### PROVIDED DATA ###
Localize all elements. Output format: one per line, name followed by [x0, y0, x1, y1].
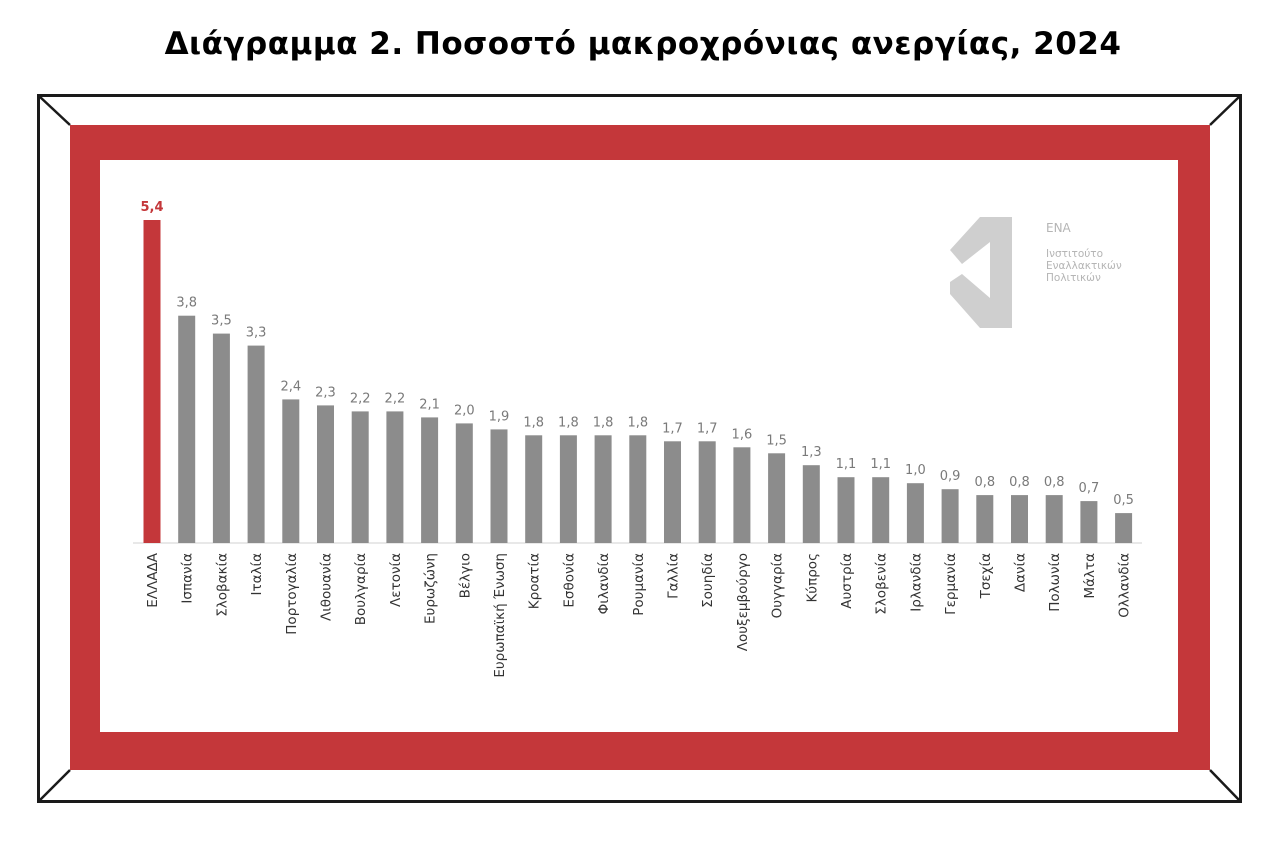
- category-label-9: Βέλγιο: [457, 553, 473, 598]
- bar-19: [802, 465, 820, 543]
- bar-16: [698, 441, 716, 543]
- data-label-6: 2,2: [350, 391, 371, 406]
- category-label-4: Πορτογαλία: [284, 553, 300, 635]
- data-label-18: 1,5: [766, 433, 787, 448]
- category-label-12: Εσθονία: [561, 553, 577, 608]
- bar-14: [629, 435, 647, 543]
- bar-24: [976, 495, 994, 543]
- data-label-1: 3,8: [176, 296, 197, 311]
- bar-15: [664, 441, 681, 543]
- category-label-10: Ευρωπαϊκή Ένωση: [492, 553, 508, 678]
- data-label-15: 1,7: [662, 421, 683, 436]
- chart-title: Διάγραμμα 2. Ποσοστό μακροχρόνιας ανεργί…: [164, 26, 1122, 62]
- category-label-14: Ρουμανία: [631, 553, 647, 616]
- ena-logo-icon: [950, 217, 1012, 328]
- category-label-11: Κροατία: [527, 553, 543, 609]
- category-label-6: Βουλγαρία: [353, 553, 369, 625]
- bar-12: [559, 435, 577, 543]
- bar-17: [733, 447, 751, 543]
- category-label-17: Λουξεμβούργο: [735, 553, 751, 651]
- data-label-9: 2,0: [454, 403, 475, 418]
- bar-20: [837, 477, 855, 543]
- category-label-27: Μάλτα: [1082, 553, 1098, 599]
- bar-5: [317, 405, 334, 543]
- data-label-5: 2,3: [315, 385, 336, 400]
- bar-4: [282, 399, 300, 543]
- category-label-8: Ευρωζώνη: [423, 553, 439, 624]
- bar-13: [594, 435, 612, 543]
- bar-7: [386, 411, 404, 543]
- data-label-25: 0,8: [1009, 475, 1030, 490]
- data-label-26: 0,8: [1044, 475, 1065, 490]
- logo-line-3: Πολιτικών: [1046, 272, 1101, 284]
- logo-name: ΕΝΑ: [1046, 221, 1071, 235]
- data-label-4: 2,4: [280, 379, 301, 394]
- category-label-25: Δανία: [1013, 553, 1029, 592]
- bar-22: [906, 483, 924, 543]
- category-label-26: Πολωνία: [1047, 553, 1063, 612]
- category-label-0: ΕΛΛΑΔΑ: [145, 552, 161, 607]
- bar-18: [768, 453, 786, 543]
- data-label-2: 3,5: [211, 314, 232, 329]
- bar-6: [351, 411, 369, 543]
- logo-line-1: Ινστιτούτο: [1046, 248, 1104, 260]
- bar-21: [872, 477, 890, 543]
- data-label-19: 1,3: [801, 445, 822, 460]
- bar-28: [1115, 513, 1133, 543]
- data-label-20: 1,1: [836, 457, 857, 472]
- data-label-14: 1,8: [627, 415, 648, 430]
- bar-0: [143, 220, 161, 543]
- bar-8: [421, 417, 439, 543]
- bar-27: [1080, 501, 1098, 543]
- data-label-22: 1,0: [905, 463, 926, 478]
- bar-23: [941, 489, 959, 543]
- category-label-18: Ουγγαρία: [770, 553, 786, 618]
- bar-9: [455, 423, 473, 543]
- data-label-0: 5,4: [140, 200, 163, 215]
- bar-26: [1045, 495, 1063, 543]
- category-label-16: Σουηδία: [700, 553, 716, 608]
- category-label-20: Αυστρία: [839, 553, 855, 609]
- data-label-23: 0,9: [940, 469, 961, 484]
- bar-3: [247, 345, 265, 543]
- data-label-10: 1,9: [489, 409, 510, 424]
- category-label-21: Σλοβενία: [874, 553, 890, 615]
- logo-text: ΕΝΑ Ινστιτούτο Εναλλακτικών Πολιτικών: [1046, 222, 1122, 284]
- bar-1: [178, 315, 196, 543]
- category-label-28: Ολλανδία: [1117, 553, 1133, 618]
- data-label-28: 0,5: [1113, 493, 1134, 508]
- data-label-17: 1,6: [732, 427, 753, 442]
- data-label-21: 1,1: [870, 457, 891, 472]
- data-label-7: 2,2: [385, 391, 406, 406]
- data-label-24: 0,8: [974, 475, 995, 490]
- category-label-23: Γερμανία: [943, 553, 959, 615]
- bar-10: [490, 429, 508, 543]
- bar-25: [1011, 495, 1028, 543]
- data-label-27: 0,7: [1079, 481, 1100, 496]
- category-label-2: Σλοβακία: [214, 553, 230, 617]
- data-label-12: 1,8: [558, 415, 579, 430]
- category-label-19: Κύπρος: [804, 553, 820, 603]
- logo-line-2: Εναλλακτικών: [1046, 260, 1122, 272]
- category-label-15: Γαλλία: [666, 553, 682, 599]
- category-label-22: Ιρλανδία: [908, 553, 924, 612]
- category-label-3: Ιταλία: [249, 553, 265, 596]
- bar-11: [525, 435, 543, 543]
- data-label-8: 2,1: [419, 397, 440, 412]
- data-label-3: 3,3: [246, 326, 267, 341]
- category-label-7: Λετονία: [388, 553, 404, 607]
- category-label-24: Τσεχία: [978, 553, 994, 599]
- category-label-1: Ισπανία: [180, 553, 196, 604]
- data-label-16: 1,7: [697, 421, 718, 436]
- data-label-11: 1,8: [523, 415, 544, 430]
- data-label-13: 1,8: [593, 415, 614, 430]
- bar-2: [212, 333, 230, 543]
- category-label-5: Λιθουανία: [319, 553, 335, 621]
- category-label-13: Φιλανδία: [596, 553, 612, 614]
###
▶ [TASK DETAILS]: Repeat the data above, substituting "Locate" for "Localize" and keeping everything else unchanged. Leave the pictures out.

▶ [FINAL ANSWER]:
Locate all elements. Output format: one per line, name followed by [x0, y0, x1, y1].
- category-label-9: Βέλγιο: [457, 553, 473, 598]
- bar-19: [802, 465, 820, 543]
- bar-16: [698, 441, 716, 543]
- data-label-6: 2,2: [350, 391, 371, 406]
- category-label-4: Πορτογαλία: [284, 553, 300, 635]
- data-label-18: 1,5: [766, 433, 787, 448]
- category-label-12: Εσθονία: [561, 553, 577, 608]
- bar-14: [629, 435, 647, 543]
- bar-24: [976, 495, 994, 543]
- data-label-1: 3,8: [176, 296, 197, 311]
- bar-15: [664, 441, 681, 543]
- category-label-10: Ευρωπαϊκή Ένωση: [492, 553, 508, 678]
- data-label-15: 1,7: [662, 421, 683, 436]
- chart-title: Διάγραμμα 2. Ποσοστό μακροχρόνιας ανεργί…: [164, 26, 1122, 62]
- category-label-14: Ρουμανία: [631, 553, 647, 616]
- ena-logo-icon: [950, 217, 1012, 328]
- category-label-11: Κροατία: [527, 553, 543, 609]
- category-label-6: Βουλγαρία: [353, 553, 369, 625]
- bar-12: [559, 435, 577, 543]
- bar-17: [733, 447, 751, 543]
- category-label-17: Λουξεμβούργο: [735, 553, 751, 651]
- data-label-9: 2,0: [454, 403, 475, 418]
- bar-20: [837, 477, 855, 543]
- category-label-27: Μάλτα: [1082, 553, 1098, 599]
- bar-5: [317, 405, 334, 543]
- data-label-5: 2,3: [315, 385, 336, 400]
- bar-4: [282, 399, 300, 543]
- category-label-8: Ευρωζώνη: [423, 553, 439, 624]
- bar-13: [594, 435, 612, 543]
- bar-7: [386, 411, 404, 543]
- data-label-25: 0,8: [1009, 475, 1030, 490]
- data-label-26: 0,8: [1044, 475, 1065, 490]
- logo-line-3: Πολιτικών: [1046, 272, 1101, 284]
- logo-name: ΕΝΑ: [1046, 221, 1071, 235]
- data-label-4: 2,4: [280, 379, 301, 394]
- category-label-25: Δανία: [1013, 553, 1029, 592]
- bar-22: [906, 483, 924, 543]
- category-label-26: Πολωνία: [1047, 553, 1063, 612]
- category-label-0: ΕΛΛΑΔΑ: [145, 552, 161, 607]
- bar-18: [768, 453, 786, 543]
- data-label-2: 3,5: [211, 314, 232, 329]
- bar-6: [351, 411, 369, 543]
- logo-line-1: Ινστιτούτο: [1046, 248, 1104, 260]
- bar-21: [872, 477, 890, 543]
- data-label-19: 1,3: [801, 445, 822, 460]
- bar-28: [1115, 513, 1133, 543]
- data-label-20: 1,1: [836, 457, 857, 472]
- data-label-14: 1,8: [627, 415, 648, 430]
- bar-0: [143, 220, 161, 543]
- bar-8: [421, 417, 439, 543]
- bar-27: [1080, 501, 1098, 543]
- data-label-22: 1,0: [905, 463, 926, 478]
- bar-23: [941, 489, 959, 543]
- category-label-18: Ουγγαρία: [770, 553, 786, 618]
- bar-9: [455, 423, 473, 543]
- data-label-0: 5,4: [140, 200, 163, 215]
- bar-26: [1045, 495, 1063, 543]
- category-label-16: Σουηδία: [700, 553, 716, 608]
- category-label-20: Αυστρία: [839, 553, 855, 609]
- data-label-23: 0,9: [940, 469, 961, 484]
- bar-3: [247, 345, 265, 543]
- data-label-10: 1,9: [489, 409, 510, 424]
- category-label-21: Σλοβενία: [874, 553, 890, 615]
- logo-text: ΕΝΑ Ινστιτούτο Εναλλακτικών Πολιτικών: [1046, 222, 1122, 284]
- bar-1: [178, 315, 196, 543]
- category-label-28: Ολλανδία: [1117, 553, 1133, 618]
- data-label-28: 0,5: [1113, 493, 1134, 508]
- data-label-17: 1,6: [732, 427, 753, 442]
- data-label-21: 1,1: [870, 457, 891, 472]
- data-label-7: 2,2: [385, 391, 406, 406]
- data-label-24: 0,8: [974, 475, 995, 490]
- category-label-23: Γερμανία: [943, 553, 959, 615]
- bar-10: [490, 429, 508, 543]
- bar-25: [1011, 495, 1028, 543]
- data-label-27: 0,7: [1079, 481, 1100, 496]
- category-label-2: Σλοβακία: [214, 553, 230, 617]
- data-label-12: 1,8: [558, 415, 579, 430]
- category-label-19: Κύπρος: [804, 553, 820, 603]
- logo-line-2: Εναλλακτικών: [1046, 260, 1122, 272]
- category-label-15: Γαλλία: [666, 553, 682, 599]
- category-label-22: Ιρλανδία: [908, 553, 924, 612]
- category-label-3: Ιταλία: [249, 553, 265, 596]
- bar-11: [525, 435, 543, 543]
- data-label-8: 2,1: [419, 397, 440, 412]
- data-label-3: 3,3: [246, 326, 267, 341]
- category-label-7: Λετονία: [388, 553, 404, 607]
- category-label-24: Τσεχία: [978, 553, 994, 599]
- category-label-1: Ισπανία: [180, 553, 196, 604]
- data-label-16: 1,7: [697, 421, 718, 436]
- data-label-11: 1,8: [523, 415, 544, 430]
- data-label-13: 1,8: [593, 415, 614, 430]
- bar-2: [212, 333, 230, 543]
- category-label-5: Λιθουανία: [319, 553, 335, 621]
- category-label-13: Φιλανδία: [596, 553, 612, 614]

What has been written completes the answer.